Figure data in JSON
────
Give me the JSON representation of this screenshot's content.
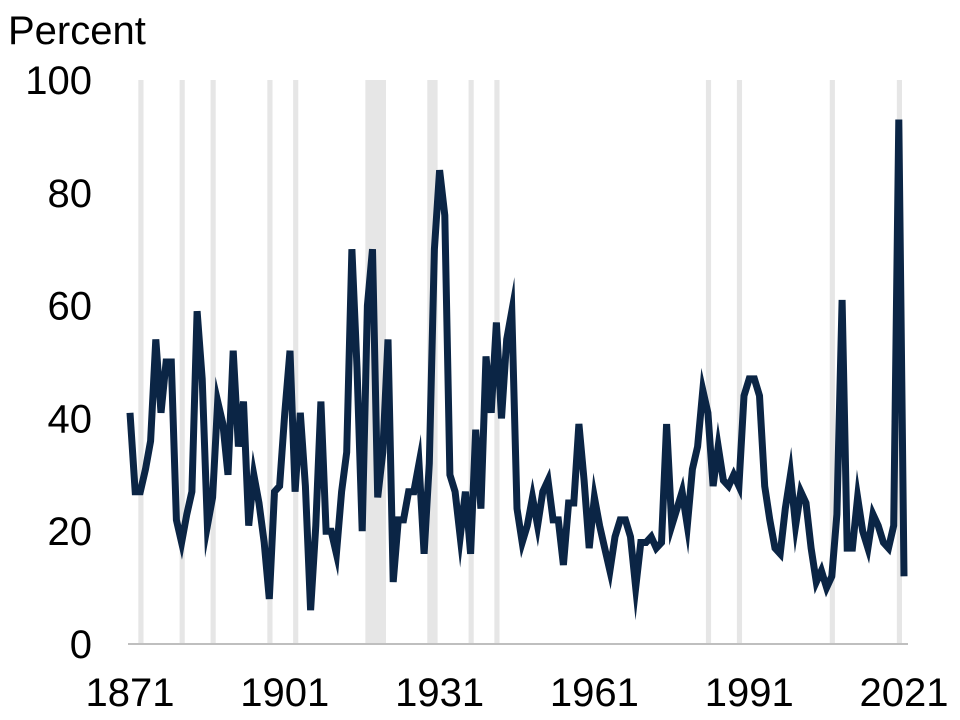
{
  "chart_data": {
    "type": "line",
    "title": "",
    "ylabel": "Percent",
    "xlabel": "",
    "ylim": [
      0,
      100
    ],
    "xlim": [
      1871,
      2022
    ],
    "yticks": [
      0,
      20,
      40,
      60,
      80,
      100
    ],
    "xticks": [
      1871,
      1901,
      1931,
      1961,
      1991,
      2021
    ],
    "line_color": "#0b2545",
    "band_color": "#e6e6e6",
    "shaded_periods": [
      [
        1873,
        1874
      ],
      [
        1881,
        1882
      ],
      [
        1887,
        1888
      ],
      [
        1898,
        1899
      ],
      [
        1903,
        1904
      ],
      [
        1917,
        1921
      ],
      [
        1929,
        1931
      ],
      [
        1937,
        1938
      ],
      [
        1942,
        1943
      ],
      [
        1983,
        1984
      ],
      [
        1989,
        1990
      ],
      [
        2007,
        2008
      ],
      [
        2020,
        2021
      ]
    ],
    "series": [
      {
        "x": [
          1871,
          1872,
          1873,
          1874,
          1875,
          1876,
          1877,
          1878,
          1879,
          1880,
          1881,
          1882,
          1883,
          1884,
          1885,
          1886,
          1887,
          1888,
          1889,
          1890,
          1891,
          1892,
          1893,
          1894,
          1895,
          1896,
          1897,
          1898,
          1899,
          1900,
          1901,
          1902,
          1903,
          1904,
          1905,
          1906,
          1907,
          1908,
          1909,
          1910,
          1911,
          1912,
          1913,
          1914,
          1915,
          1916,
          1917,
          1918,
          1919,
          1920,
          1921,
          1922,
          1923,
          1924,
          1925,
          1926,
          1927,
          1928,
          1929,
          1930,
          1931,
          1932,
          1933,
          1934,
          1935,
          1936,
          1937,
          1938,
          1939,
          1940,
          1941,
          1942,
          1943,
          1944,
          1945,
          1946,
          1947,
          1948,
          1949,
          1950,
          1951,
          1952,
          1953,
          1954,
          1955,
          1956,
          1957,
          1958,
          1959,
          1960,
          1961,
          1962,
          1963,
          1964,
          1965,
          1966,
          1967,
          1968,
          1969,
          1970,
          1971,
          1972,
          1973,
          1974,
          1975,
          1976,
          1977,
          1978,
          1979,
          1980,
          1981,
          1982,
          1983,
          1984,
          1985,
          1986,
          1987,
          1988,
          1989,
          1990,
          1991,
          1992,
          1993,
          1994,
          1995,
          1996,
          1997,
          1998,
          1999,
          2000,
          2001,
          2002,
          2003,
          2004,
          2005,
          2006,
          2007,
          2008,
          2009,
          2010,
          2011,
          2012,
          2013,
          2014,
          2015,
          2016,
          2017,
          2018,
          2019,
          2020,
          2021
        ],
        "values": [
          41,
          27,
          27,
          31,
          36,
          54,
          41,
          50,
          50,
          22,
          18,
          23,
          27,
          59,
          47,
          21,
          26,
          43,
          39,
          30,
          52,
          35,
          43,
          21,
          30,
          25,
          18,
          8,
          27,
          28,
          41,
          52,
          27,
          41,
          28,
          6,
          21,
          43,
          20,
          20,
          16,
          27,
          34,
          70,
          49,
          20,
          60,
          70,
          26,
          34,
          54,
          11,
          22,
          22,
          27,
          27,
          32,
          16,
          32,
          70,
          84,
          76,
          30,
          27,
          19,
          27,
          16,
          38,
          24,
          51,
          41,
          57,
          40,
          54,
          59,
          24,
          18,
          21,
          26,
          21,
          27,
          29,
          22,
          22,
          14,
          25,
          25,
          39,
          29,
          17,
          26,
          21,
          17,
          13,
          19,
          22,
          22,
          19,
          10,
          18,
          18,
          19,
          17,
          18,
          39,
          21,
          24,
          27,
          21,
          31,
          35,
          45,
          41,
          28,
          35,
          29,
          28,
          30,
          28,
          44,
          47,
          47,
          44,
          28,
          22,
          17,
          16,
          24,
          30,
          21,
          27,
          25,
          17,
          11,
          13,
          10,
          12,
          23,
          61,
          17,
          17,
          26,
          20,
          17,
          23,
          21,
          18,
          17,
          21,
          93,
          12
        ]
      }
    ]
  }
}
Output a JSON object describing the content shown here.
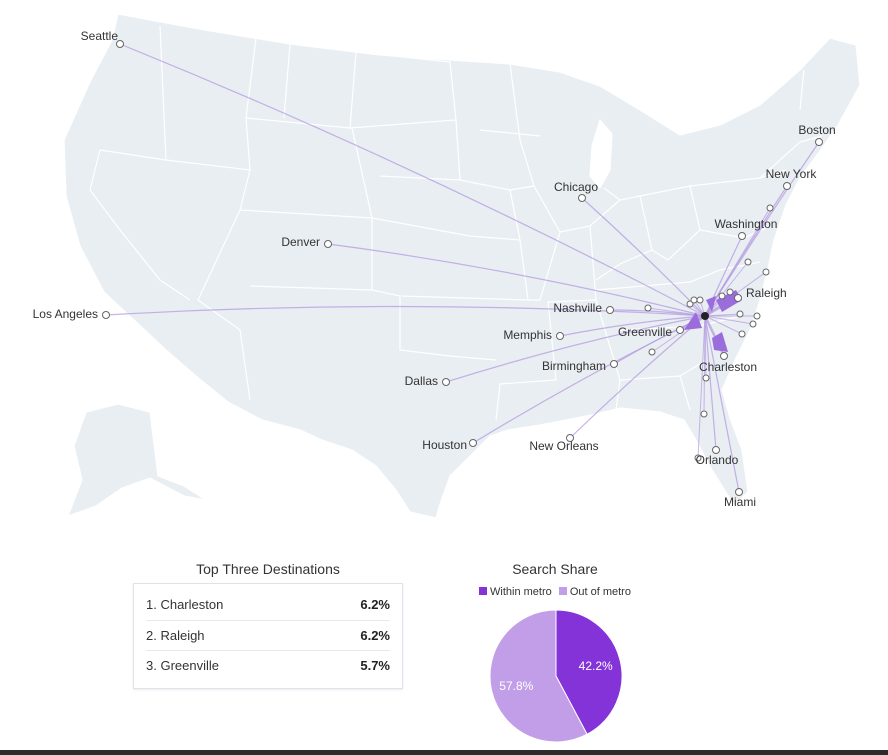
{
  "map": {
    "cities": [
      {
        "name": "Seattle"
      },
      {
        "name": "Boston"
      },
      {
        "name": "New York"
      },
      {
        "name": "Chicago"
      },
      {
        "name": "Washington"
      },
      {
        "name": "Denver"
      },
      {
        "name": "Raleigh"
      },
      {
        "name": "Los Angeles"
      },
      {
        "name": "Nashville"
      },
      {
        "name": "Greenville"
      },
      {
        "name": "Memphis"
      },
      {
        "name": "Birmingham"
      },
      {
        "name": "Charleston"
      },
      {
        "name": "Dallas"
      },
      {
        "name": "Houston"
      },
      {
        "name": "New Orleans"
      },
      {
        "name": "Orlando"
      },
      {
        "name": "Miami"
      }
    ]
  },
  "top_destinations": {
    "title": "Top Three Destinations",
    "items": [
      {
        "label": "1. Charleston",
        "value": "6.2%"
      },
      {
        "label": "2. Raleigh",
        "value": "6.2%"
      },
      {
        "label": "3. Greenville",
        "value": "5.7%"
      }
    ]
  },
  "search_share": {
    "title": "Search Share",
    "legend": [
      {
        "label": "Within metro",
        "color": "#8333d8"
      },
      {
        "label": "Out of metro",
        "color": "#c39ee8"
      }
    ],
    "chart_data": {
      "type": "pie",
      "slices": [
        {
          "label": "Within metro",
          "value": 42.2,
          "text": "42.2%",
          "color": "#8333d8"
        },
        {
          "label": "Out of metro",
          "value": 57.8,
          "text": "57.8%",
          "color": "#c39ee8"
        }
      ]
    }
  }
}
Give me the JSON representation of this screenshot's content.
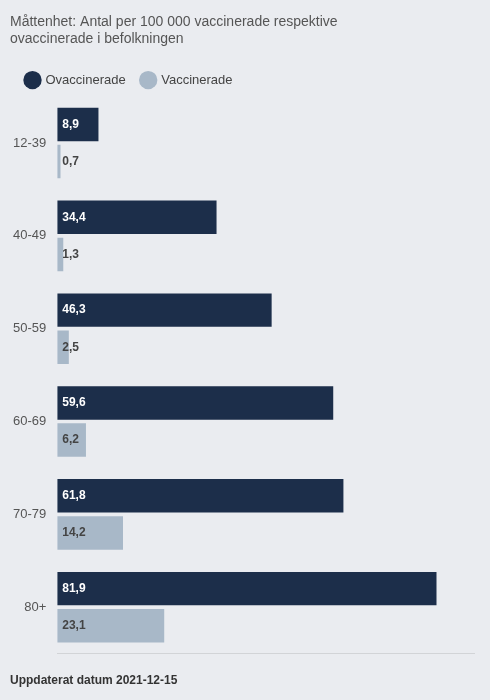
{
  "chart_data": {
    "type": "bar",
    "orientation": "horizontal",
    "title": [
      "Måttenhet: Antal per 100 000 vaccinerade respektive",
      "ovaccinerade i befolkningen"
    ],
    "annotations": [
      "Uppdaterat datum 2021-12-15"
    ],
    "categories": [
      "12-39",
      "40-49",
      "50-59",
      "60-69",
      "70-79",
      "80+"
    ],
    "series": [
      {
        "name": "Ovaccinerade",
        "color": "#1c2e4a",
        "values": [
          8.9,
          34.4,
          46.3,
          59.6,
          61.8,
          81.9
        ],
        "value_labels": [
          "8,9",
          "34,4",
          "46,3",
          "59,6",
          "61,8",
          "81,9"
        ]
      },
      {
        "name": "Vaccinerade",
        "color": "#a8b8c8",
        "values": [
          0.7,
          1.3,
          2.5,
          6.2,
          14.2,
          23.1
        ],
        "value_labels": [
          "0,7",
          "1,3",
          "2,5",
          "6,2",
          "14,2",
          "23,1"
        ]
      }
    ],
    "xlim": [
      0,
      90
    ],
    "data_labels": true,
    "tick_labels": "y",
    "grid": false,
    "legend": "top"
  }
}
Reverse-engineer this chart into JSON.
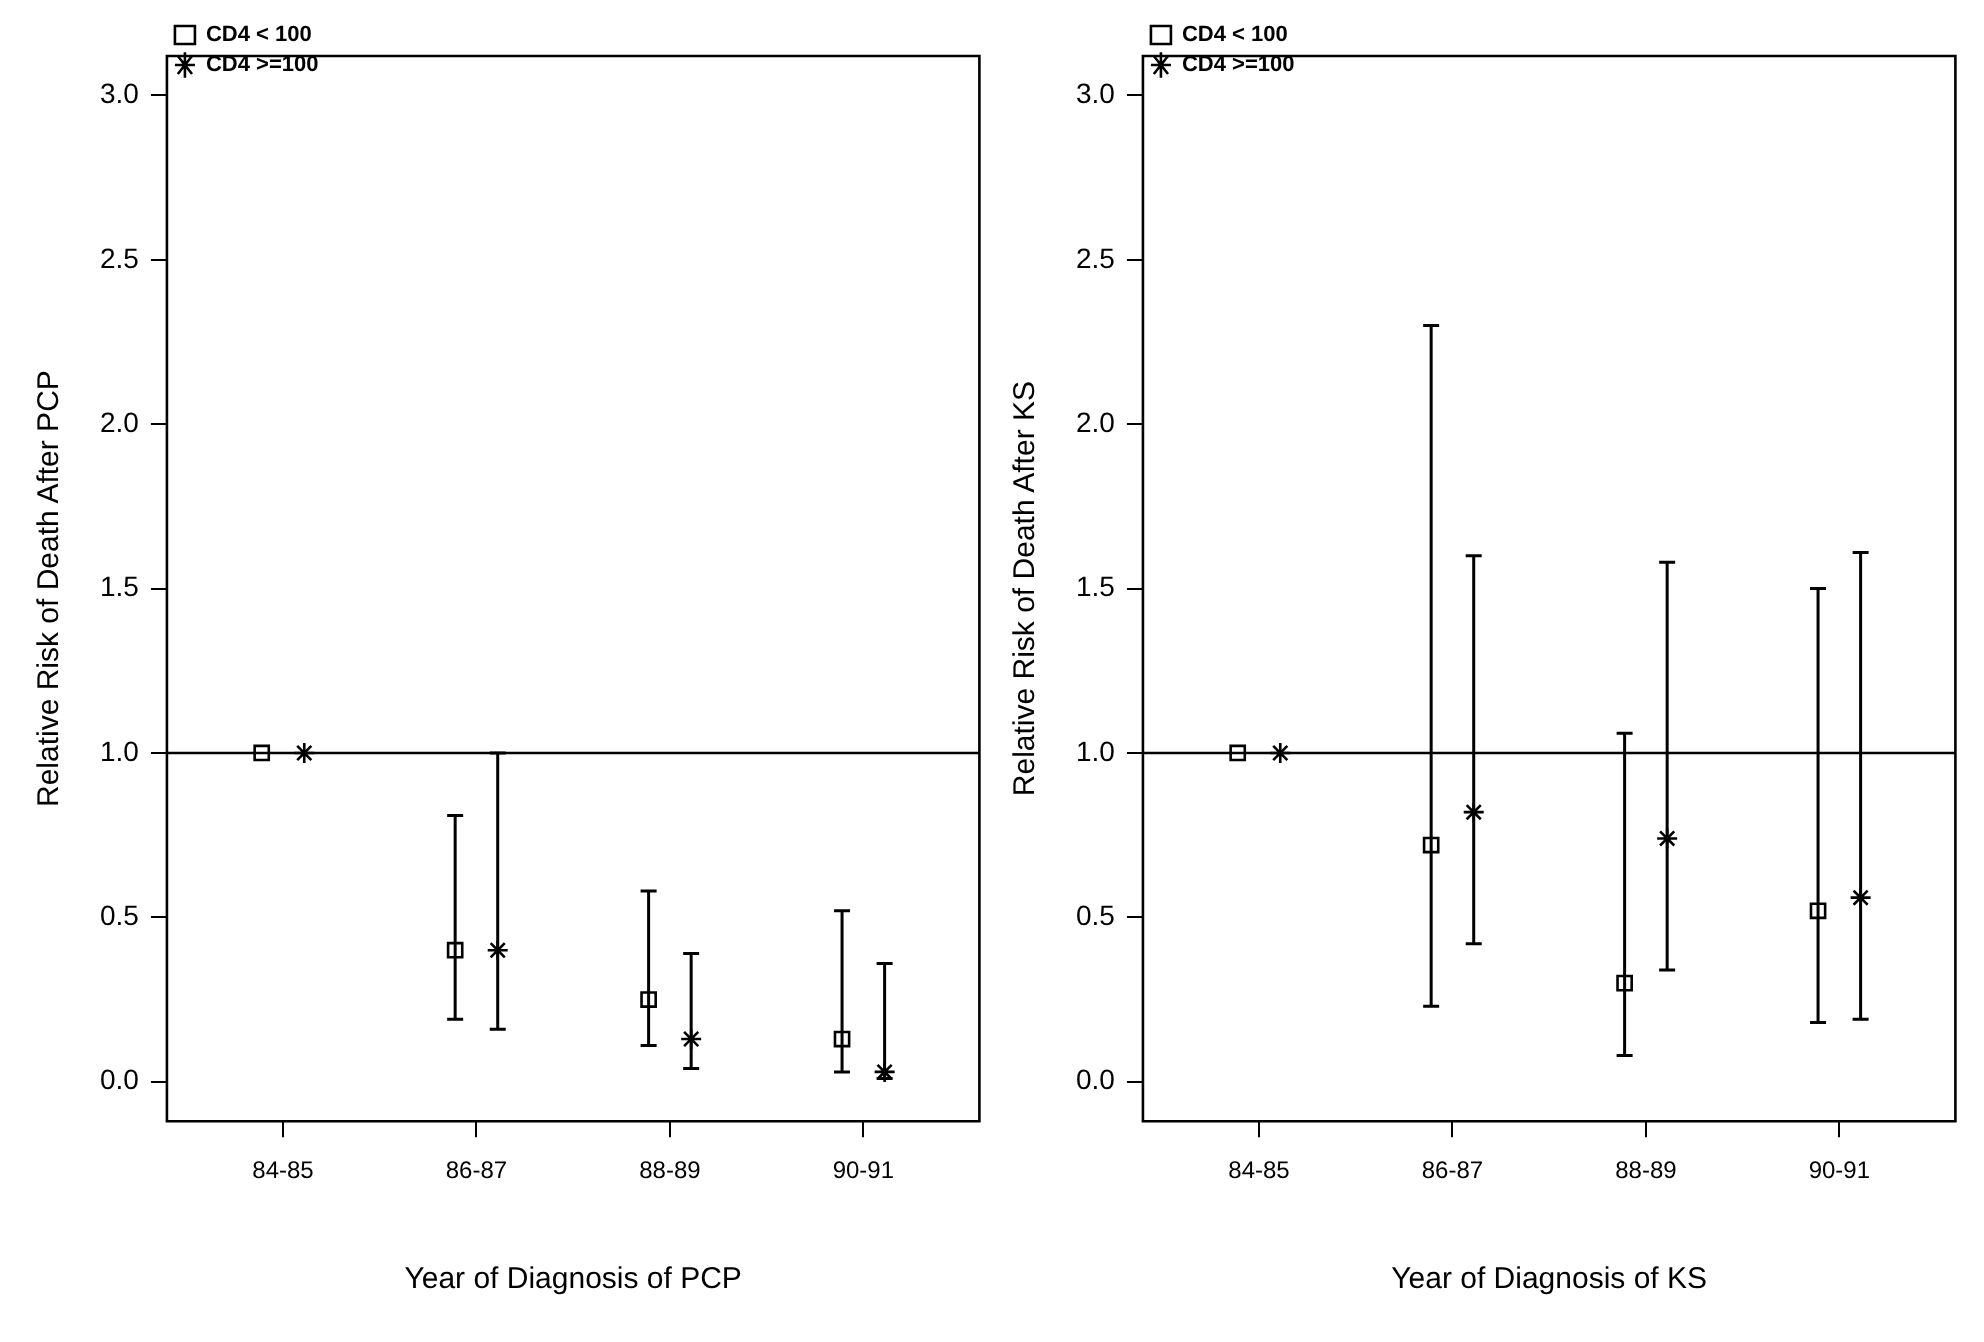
────
» The request
Nothing in the entries should change as you copy them, except that the pictures are left out.

» Result for this task
Give me the JSON representation of this screenshot's content.
{
  "chart_data": {
    "type": "line",
    "title": "",
    "ylabel": "Percent",
    "xlabel": "",
    "ylim": [
      0,
      100
    ],
    "xlim": [
      1871,
      2022
    ],
    "yticks": [
      0,
      20,
      40,
      60,
      80,
      100
    ],
    "xticks": [
      1871,
      1901,
      1931,
      1961,
      1991,
      2021
    ],
    "line_color": "#0b2545",
    "band_color": "#e6e6e6",
    "shaded_periods": [
      [
        1873,
        1874
      ],
      [
        1881,
        1882
      ],
      [
        1887,
        1888
      ],
      [
        1898,
        1899
      ],
      [
        1903,
        1904
      ],
      [
        1917,
        1921
      ],
      [
        1929,
        1931
      ],
      [
        1937,
        1938
      ],
      [
        1942,
        1943
      ],
      [
        1983,
        1984
      ],
      [
        1989,
        1990
      ],
      [
        2007,
        2008
      ],
      [
        2020,
        2021
      ]
    ],
    "series": [
      {
        "x": [
          1871,
          1872,
          1873,
          1874,
          1875,
          1876,
          1877,
          1878,
          1879,
          1880,
          1881,
          1882,
          1883,
          1884,
          1885,
          1886,
          1887,
          1888,
          1889,
          1890,
          1891,
          1892,
          1893,
          1894,
          1895,
          1896,
          1897,
          1898,
          1899,
          1900,
          1901,
          1902,
          1903,
          1904,
          1905,
          1906,
          1907,
          1908,
          1909,
          1910,
          1911,
          1912,
          1913,
          1914,
          1915,
          1916,
          1917,
          1918,
          1919,
          1920,
          1921,
          1922,
          1923,
          1924,
          1925,
          1926,
          1927,
          1928,
          1929,
          1930,
          1931,
          1932,
          1933,
          1934,
          1935,
          1936,
          1937,
          1938,
          1939,
          1940,
          1941,
          1942,
          1943,
          1944,
          1945,
          1946,
          1947,
          1948,
          1949,
          1950,
          1951,
          1952,
          1953,
          1954,
          1955,
          1956,
          1957,
          1958,
          1959,
          1960,
          1961,
          1962,
          1963,
          1964,
          1965,
          1966,
          1967,
          1968,
          1969,
          1970,
          1971,
          1972,
          1973,
          1974,
          1975,
          1976,
          1977,
          1978,
          1979,
          1980,
          1981,
          1982,
          1983,
          1984,
          1985,
          1986,
          1987,
          1988,
          1989,
          1990,
          1991,
          1992,
          1993,
          1994,
          1995,
          1996,
          1997,
          1998,
          1999,
          2000,
          2001,
          2002,
          2003,
          2004,
          2005,
          2006,
          2007,
          2008,
          2009,
          2010,
          2011,
          2012,
          2013,
          2014,
          2015,
          2016,
          2017,
          2018,
          2019,
          2020,
          2021
        ],
        "values": [
          41,
          27,
          27,
          31,
          36,
          54,
          41,
          50,
          50,
          22,
          18,
          23,
          27,
          59,
          47,
          21,
          26,
          43,
          39,
          30,
          52,
          35,
          43,
          21,
          30,
          25,
          18,
          8,
          27,
          28,
          41,
          52,
          27,
          41,
          28,
          6,
          21,
          43,
          20,
          20,
          16,
          27,
          34,
          70,
          49,
          20,
          60,
          70,
          26,
          34,
          54,
          11,
          22,
          22,
          27,
          27,
          32,
          16,
          32,
          70,
          84,
          76,
          30,
          27,
          19,
          27,
          16,
          38,
          24,
          51,
          41,
          57,
          40,
          54,
          59,
          24,
          18,
          21,
          26,
          21,
          27,
          29,
          22,
          22,
          14,
          25,
          25,
          39,
          29,
          17,
          26,
          21,
          17,
          13,
          19,
          22,
          22,
          19,
          10,
          18,
          18,
          19,
          17,
          18,
          39,
          21,
          24,
          27,
          21,
          31,
          35,
          45,
          41,
          28,
          35,
          29,
          28,
          30,
          28,
          44,
          47,
          47,
          44,
          28,
          22,
          17,
          16,
          24,
          30,
          21,
          27,
          25,
          17,
          11,
          13,
          10,
          12,
          23,
          61,
          17,
          17,
          26,
          20,
          17,
          23,
          21,
          18,
          17,
          21,
          93,
          12
        ]
      }
    ]
  }
}
Output a JSON object describing the content shown here.
{
  "map": {
    "cities": [
      {
        "name": "Seattle"
      },
      {
        "name": "Boston"
      },
      {
        "name": "New York"
      },
      {
        "name": "Chicago"
      },
      {
        "name": "Washington"
      },
      {
        "name": "Denver"
      },
      {
        "name": "Raleigh"
      },
      {
        "name": "Los Angeles"
      },
      {
        "name": "Nashville"
      },
      {
        "name": "Greenville"
      },
      {
        "name": "Memphis"
      },
      {
        "name": "Birmingham"
      },
      {
        "name": "Charleston"
      },
      {
        "name": "Dallas"
      },
      {
        "name": "Houston"
      },
      {
        "name": "New Orleans"
      },
      {
        "name": "Orlando"
      },
      {
        "name": "Miami"
      }
    ]
  },
  "top_destinations": {
    "title": "Top Three Destinations",
    "items": [
      {
        "label": "1. Charleston",
        "value": "6.2%"
      },
      {
        "label": "2. Raleigh",
        "value": "6.2%"
      },
      {
        "label": "3. Greenville",
        "value": "5.7%"
      }
    ]
  },
  "search_share": {
    "title": "Search Share",
    "legend": [
      {
        "label": "Within metro",
        "color": "#8333d8"
      },
      {
        "label": "Out of metro",
        "color": "#c39ee8"
      }
    ],
    "chart_data": {
      "type": "pie",
      "slices": [
        {
          "label": "Within metro",
          "value": 42.2,
          "text": "42.2%",
          "color": "#8333d8"
        },
        {
          "label": "Out of metro",
          "value": 57.8,
          "text": "57.8%",
          "color": "#c39ee8"
        }
      ]
    }
  }
}
Give me the JSON representation of this screenshot's content.
{
  "chart_data": {
    "type": "bar",
    "orientation": "horizontal",
    "title": [
      "Måttenhet: Antal per 100 000 vaccinerade respektive",
      "ovaccinerade i befolkningen"
    ],
    "annotations": [
      "Uppdaterat datum 2021-12-15"
    ],
    "categories": [
      "12-39",
      "40-49",
      "50-59",
      "60-69",
      "70-79",
      "80+"
    ],
    "series": [
      {
        "name": "Ovaccinerade",
        "color": "#1c2e4a",
        "values": [
          8.9,
          34.4,
          46.3,
          59.6,
          61.8,
          81.9
        ],
        "value_labels": [
          "8,9",
          "34,4",
          "46,3",
          "59,6",
          "61,8",
          "81,9"
        ]
      },
      {
        "name": "Vaccinerade",
        "color": "#a8b8c8",
        "values": [
          0.7,
          1.3,
          2.5,
          6.2,
          14.2,
          23.1
        ],
        "value_labels": [
          "0,7",
          "1,3",
          "2,5",
          "6,2",
          "14,2",
          "23,1"
        ]
      }
    ],
    "xlim": [
      0,
      90
    ],
    "data_labels": true,
    "tick_labels": "y",
    "grid": false,
    "legend": "top"
  }
}
Reverse-engineer this chart into JSON.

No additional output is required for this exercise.